### [REQUIREMENTS]
Every record must be written out once more, with nothing added or omitted.
start
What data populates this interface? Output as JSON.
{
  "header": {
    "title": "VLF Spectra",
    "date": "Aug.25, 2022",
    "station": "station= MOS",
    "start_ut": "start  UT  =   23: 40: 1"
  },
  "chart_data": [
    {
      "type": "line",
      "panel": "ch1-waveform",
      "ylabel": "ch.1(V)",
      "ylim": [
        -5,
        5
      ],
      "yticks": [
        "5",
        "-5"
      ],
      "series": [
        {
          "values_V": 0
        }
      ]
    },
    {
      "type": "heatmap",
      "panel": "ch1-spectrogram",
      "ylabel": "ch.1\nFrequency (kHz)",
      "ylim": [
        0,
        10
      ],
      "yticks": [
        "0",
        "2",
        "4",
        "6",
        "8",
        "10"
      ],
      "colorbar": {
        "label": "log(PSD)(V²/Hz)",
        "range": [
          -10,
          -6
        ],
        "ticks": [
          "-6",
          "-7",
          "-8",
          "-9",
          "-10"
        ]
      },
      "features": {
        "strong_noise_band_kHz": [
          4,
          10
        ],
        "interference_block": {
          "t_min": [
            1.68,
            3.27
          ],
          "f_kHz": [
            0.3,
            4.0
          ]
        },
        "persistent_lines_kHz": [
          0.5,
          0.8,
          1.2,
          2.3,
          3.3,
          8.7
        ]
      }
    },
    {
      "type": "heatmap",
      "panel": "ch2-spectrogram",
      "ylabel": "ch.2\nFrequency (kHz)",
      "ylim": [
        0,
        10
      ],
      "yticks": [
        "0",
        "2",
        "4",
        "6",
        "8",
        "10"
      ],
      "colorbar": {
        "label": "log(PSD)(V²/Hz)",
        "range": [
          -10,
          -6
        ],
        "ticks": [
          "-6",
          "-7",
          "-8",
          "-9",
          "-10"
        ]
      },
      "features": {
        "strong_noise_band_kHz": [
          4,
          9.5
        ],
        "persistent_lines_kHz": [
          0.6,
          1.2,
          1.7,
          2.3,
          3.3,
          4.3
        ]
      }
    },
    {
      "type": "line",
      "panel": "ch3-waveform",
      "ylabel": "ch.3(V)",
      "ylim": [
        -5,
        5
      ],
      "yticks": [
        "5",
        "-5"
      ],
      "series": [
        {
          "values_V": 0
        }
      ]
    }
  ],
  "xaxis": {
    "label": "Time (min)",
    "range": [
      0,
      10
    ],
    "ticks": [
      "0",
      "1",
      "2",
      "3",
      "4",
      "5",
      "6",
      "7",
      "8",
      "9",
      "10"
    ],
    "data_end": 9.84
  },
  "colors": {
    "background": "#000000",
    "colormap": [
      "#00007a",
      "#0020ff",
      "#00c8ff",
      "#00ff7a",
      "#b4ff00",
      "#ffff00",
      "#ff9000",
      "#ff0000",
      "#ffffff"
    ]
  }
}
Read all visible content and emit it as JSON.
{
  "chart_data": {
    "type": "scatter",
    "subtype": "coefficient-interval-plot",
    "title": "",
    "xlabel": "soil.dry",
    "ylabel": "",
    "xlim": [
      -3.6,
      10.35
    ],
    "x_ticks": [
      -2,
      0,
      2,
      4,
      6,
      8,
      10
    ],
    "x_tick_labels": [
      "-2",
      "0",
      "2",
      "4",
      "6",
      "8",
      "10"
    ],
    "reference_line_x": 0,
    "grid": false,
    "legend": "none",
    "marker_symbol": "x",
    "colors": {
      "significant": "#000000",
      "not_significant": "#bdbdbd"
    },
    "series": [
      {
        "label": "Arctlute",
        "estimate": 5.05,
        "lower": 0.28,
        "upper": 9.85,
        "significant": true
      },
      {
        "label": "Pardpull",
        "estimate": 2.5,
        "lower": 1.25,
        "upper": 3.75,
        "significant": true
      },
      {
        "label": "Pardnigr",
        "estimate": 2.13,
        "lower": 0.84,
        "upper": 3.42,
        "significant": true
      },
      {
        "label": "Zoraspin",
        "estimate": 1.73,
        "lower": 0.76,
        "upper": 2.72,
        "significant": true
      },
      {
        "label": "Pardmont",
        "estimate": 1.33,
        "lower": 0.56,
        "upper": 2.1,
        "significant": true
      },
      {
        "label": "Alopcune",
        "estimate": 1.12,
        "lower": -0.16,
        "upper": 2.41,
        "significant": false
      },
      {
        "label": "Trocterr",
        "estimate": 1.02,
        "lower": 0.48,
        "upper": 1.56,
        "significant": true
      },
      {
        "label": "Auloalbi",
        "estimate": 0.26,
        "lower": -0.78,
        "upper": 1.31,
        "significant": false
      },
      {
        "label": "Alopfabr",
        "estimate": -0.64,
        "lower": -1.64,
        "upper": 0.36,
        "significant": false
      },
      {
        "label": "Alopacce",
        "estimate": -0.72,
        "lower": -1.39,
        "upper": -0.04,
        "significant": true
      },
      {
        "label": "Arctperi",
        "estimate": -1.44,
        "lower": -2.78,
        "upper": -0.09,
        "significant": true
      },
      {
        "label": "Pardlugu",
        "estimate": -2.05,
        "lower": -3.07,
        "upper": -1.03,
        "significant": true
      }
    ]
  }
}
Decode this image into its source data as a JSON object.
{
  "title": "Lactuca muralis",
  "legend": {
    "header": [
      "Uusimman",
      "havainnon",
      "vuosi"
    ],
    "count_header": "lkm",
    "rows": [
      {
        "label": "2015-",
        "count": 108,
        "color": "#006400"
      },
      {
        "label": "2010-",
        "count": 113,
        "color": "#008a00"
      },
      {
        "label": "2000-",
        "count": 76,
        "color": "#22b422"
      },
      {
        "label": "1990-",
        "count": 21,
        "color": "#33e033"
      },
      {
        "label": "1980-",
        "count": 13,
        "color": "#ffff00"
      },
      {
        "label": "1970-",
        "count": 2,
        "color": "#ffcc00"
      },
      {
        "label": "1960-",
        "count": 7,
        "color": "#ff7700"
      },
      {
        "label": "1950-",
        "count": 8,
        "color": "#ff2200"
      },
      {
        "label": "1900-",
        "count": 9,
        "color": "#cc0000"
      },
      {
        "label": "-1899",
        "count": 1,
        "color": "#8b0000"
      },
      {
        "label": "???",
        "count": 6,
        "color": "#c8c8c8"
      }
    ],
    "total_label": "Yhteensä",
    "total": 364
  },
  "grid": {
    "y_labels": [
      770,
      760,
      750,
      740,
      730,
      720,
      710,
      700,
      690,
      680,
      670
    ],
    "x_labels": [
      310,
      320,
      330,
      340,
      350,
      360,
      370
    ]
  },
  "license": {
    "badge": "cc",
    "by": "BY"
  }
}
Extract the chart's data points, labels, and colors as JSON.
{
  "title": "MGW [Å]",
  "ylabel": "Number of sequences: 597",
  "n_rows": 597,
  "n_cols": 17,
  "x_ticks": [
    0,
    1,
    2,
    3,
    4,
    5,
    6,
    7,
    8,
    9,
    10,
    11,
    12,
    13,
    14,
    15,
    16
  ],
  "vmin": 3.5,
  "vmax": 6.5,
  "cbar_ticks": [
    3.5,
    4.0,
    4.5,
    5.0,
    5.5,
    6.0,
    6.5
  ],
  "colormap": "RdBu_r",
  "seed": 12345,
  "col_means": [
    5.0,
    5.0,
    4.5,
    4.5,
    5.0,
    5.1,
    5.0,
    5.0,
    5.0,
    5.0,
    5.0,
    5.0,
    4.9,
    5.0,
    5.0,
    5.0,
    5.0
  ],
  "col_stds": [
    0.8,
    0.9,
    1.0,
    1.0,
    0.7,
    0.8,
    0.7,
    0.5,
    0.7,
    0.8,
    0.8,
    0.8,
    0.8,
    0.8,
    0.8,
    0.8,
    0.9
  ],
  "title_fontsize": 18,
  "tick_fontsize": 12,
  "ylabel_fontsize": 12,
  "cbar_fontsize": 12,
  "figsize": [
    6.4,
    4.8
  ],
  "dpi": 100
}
end
### [RESPONSE TO THE EXERCISE]
What data populates this interface? Output as JSON.
{
  "header": {
    "title": "VLF Spectra",
    "date": "Aug.25, 2022",
    "station": "station= MOS",
    "start_ut": "start  UT  =   23: 40: 1"
  },
  "chart_data": [
    {
      "type": "line",
      "panel": "ch1-waveform",
      "ylabel": "ch.1(V)",
      "ylim": [
        -5,
        5
      ],
      "yticks": [
        "5",
        "-5"
      ],
      "series": [
        {
          "values_V": 0
        }
      ]
    },
    {
      "type": "heatmap",
      "panel": "ch1-spectrogram",
      "ylabel": "ch.1\nFrequency (kHz)",
      "ylim": [
        0,
        10
      ],
      "yticks": [
        "0",
        "2",
        "4",
        "6",
        "8",
        "10"
      ],
      "colorbar": {
        "label": "log(PSD)(V²/Hz)",
        "range": [
          -10,
          -6
        ],
        "ticks": [
          "-6",
          "-7",
          "-8",
          "-9",
          "-10"
        ]
      },
      "features": {
        "strong_noise_band_kHz": [
          4,
          10
        ],
        "interference_block": {
          "t_min": [
            1.68,
            3.27
          ],
          "f_kHz": [
            0.3,
            4.0
          ]
        },
        "persistent_lines_kHz": [
          0.5,
          0.8,
          1.2,
          2.3,
          3.3,
          8.7
        ]
      }
    },
    {
      "type": "heatmap",
      "panel": "ch2-spectrogram",
      "ylabel": "ch.2\nFrequency (kHz)",
      "ylim": [
        0,
        10
      ],
      "yticks": [
        "0",
        "2",
        "4",
        "6",
        "8",
        "10"
      ],
      "colorbar": {
        "label": "log(PSD)(V²/Hz)",
        "range": [
          -10,
          -6
        ],
        "ticks": [
          "-6",
          "-7",
          "-8",
          "-9",
          "-10"
        ]
      },
      "features": {
        "strong_noise_band_kHz": [
          4,
          9.5
        ],
        "persistent_lines_kHz": [
          0.6,
          1.2,
          1.7,
          2.3,
          3.3,
          4.3
        ]
      }
    },
    {
      "type": "line",
      "panel": "ch3-waveform",
      "ylabel": "ch.3(V)",
      "ylim": [
        -5,
        5
      ],
      "yticks": [
        "5",
        "-5"
      ],
      "series": [
        {
          "values_V": 0
        }
      ]
    }
  ],
  "xaxis": {
    "label": "Time (min)",
    "range": [
      0,
      10
    ],
    "ticks": [
      "0",
      "1",
      "2",
      "3",
      "4",
      "5",
      "6",
      "7",
      "8",
      "9",
      "10"
    ],
    "data_end": 9.84
  },
  "colors": {
    "background": "#000000",
    "colormap": [
      "#00007a",
      "#0020ff",
      "#00c8ff",
      "#00ff7a",
      "#b4ff00",
      "#ffff00",
      "#ff9000",
      "#ff0000",
      "#ffffff"
    ]
  }
}
Read all visible content and emit it as JSON.
{
  "chart_data": {
    "type": "scatter",
    "subtype": "coefficient-interval-plot",
    "title": "",
    "xlabel": "soil.dry",
    "ylabel": "",
    "xlim": [
      -3.6,
      10.35
    ],
    "x_ticks": [
      -2,
      0,
      2,
      4,
      6,
      8,
      10
    ],
    "x_tick_labels": [
      "-2",
      "0",
      "2",
      "4",
      "6",
      "8",
      "10"
    ],
    "reference_line_x": 0,
    "grid": false,
    "legend": "none",
    "marker_symbol": "x",
    "colors": {
      "significant": "#000000",
      "not_significant": "#bdbdbd"
    },
    "series": [
      {
        "label": "Arctlute",
        "estimate": 5.05,
        "lower": 0.28,
        "upper": 9.85,
        "significant": true
      },
      {
        "label": "Pardpull",
        "estimate": 2.5,
        "lower": 1.25,
        "upper": 3.75,
        "significant": true
      },
      {
        "label": "Pardnigr",
        "estimate": 2.13,
        "lower": 0.84,
        "upper": 3.42,
        "significant": true
      },
      {
        "label": "Zoraspin",
        "estimate": 1.73,
        "lower": 0.76,
        "upper": 2.72,
        "significant": true
      },
      {
        "label": "Pardmont",
        "estimate": 1.33,
        "lower": 0.56,
        "upper": 2.1,
        "significant": true
      },
      {
        "label": "Alopcune",
        "estimate": 1.12,
        "lower": -0.16,
        "upper": 2.41,
        "significant": false
      },
      {
        "label": "Trocterr",
        "estimate": 1.02,
        "lower": 0.48,
        "upper": 1.56,
        "significant": true
      },
      {
        "label": "Auloalbi",
        "estimate": 0.26,
        "lower": -0.78,
        "upper": 1.31,
        "significant": false
      },
      {
        "label": "Alopfabr",
        "estimate": -0.64,
        "lower": -1.64,
        "upper": 0.36,
        "significant": false
      },
      {
        "label": "Alopacce",
        "estimate": -0.72,
        "lower": -1.39,
        "upper": -0.04,
        "significant": true
      },
      {
        "label": "Arctperi",
        "estimate": -1.44,
        "lower": -2.78,
        "upper": -0.09,
        "significant": true
      },
      {
        "label": "Pardlugu",
        "estimate": -2.05,
        "lower": -3.07,
        "upper": -1.03,
        "significant": true
      }
    ]
  }
}
Decode this image into its source data as a JSON object.
{
  "title": "Lactuca muralis",
  "legend": {
    "header": [
      "Uusimman",
      "havainnon",
      "vuosi"
    ],
    "count_header": "lkm",
    "rows": [
      {
        "label": "2015-",
        "count": 108,
        "color": "#006400"
      },
      {
        "label": "2010-",
        "count": 113,
        "color": "#008a00"
      },
      {
        "label": "2000-",
        "count": 76,
        "color": "#22b422"
      },
      {
        "label": "1990-",
        "count": 21,
        "color": "#33e033"
      },
      {
        "label": "1980-",
        "count": 13,
        "color": "#ffff00"
      },
      {
        "label": "1970-",
        "count": 2,
        "color": "#ffcc00"
      },
      {
        "label": "1960-",
        "count": 7,
        "color": "#ff7700"
      },
      {
        "label": "1950-",
        "count": 8,
        "color": "#ff2200"
      },
      {
        "label": "1900-",
        "count": 9,
        "color": "#cc0000"
      },
      {
        "label": "-1899",
        "count": 1,
        "color": "#8b0000"
      },
      {
        "label": "???",
        "count": 6,
        "color": "#c8c8c8"
      }
    ],
    "total_label": "Yhteensä",
    "total": 364
  },
  "grid": {
    "y_labels": [
      770,
      760,
      750,
      740,
      730,
      720,
      710,
      700,
      690,
      680,
      670
    ],
    "x_labels": [
      310,
      320,
      330,
      340,
      350,
      360,
      370
    ]
  },
  "license": {
    "badge": "cc",
    "by": "BY"
  }
}
Extract the chart's data points, labels, and colors as JSON.
{
  "title": "MGW [Å]",
  "ylabel": "Number of sequences: 597",
  "n_rows": 597,
  "n_cols": 17,
  "x_ticks": [
    0,
    1,
    2,
    3,
    4,
    5,
    6,
    7,
    8,
    9,
    10,
    11,
    12,
    13,
    14,
    15,
    16
  ],
  "vmin": 3.5,
  "vmax": 6.5,
  "cbar_ticks": [
    3.5,
    4.0,
    4.5,
    5.0,
    5.5,
    6.0,
    6.5
  ],
  "colormap": "RdBu_r",
  "seed": 12345,
  "col_means": [
    5.0,
    5.0,
    4.5,
    4.5,
    5.0,
    5.1,
    5.0,
    5.0,
    5.0,
    5.0,
    5.0,
    5.0,
    4.9,
    5.0,
    5.0,
    5.0,
    5.0
  ],
  "col_stds": [
    0.8,
    0.9,
    1.0,
    1.0,
    0.7,
    0.8,
    0.7,
    0.5,
    0.7,
    0.8,
    0.8,
    0.8,
    0.8,
    0.8,
    0.8,
    0.8,
    0.9
  ],
  "title_fontsize": 18,
  "tick_fontsize": 12,
  "ylabel_fontsize": 12,
  "cbar_fontsize": 12,
  "figsize": [
    6.4,
    4.8
  ],
  "dpi": 100
}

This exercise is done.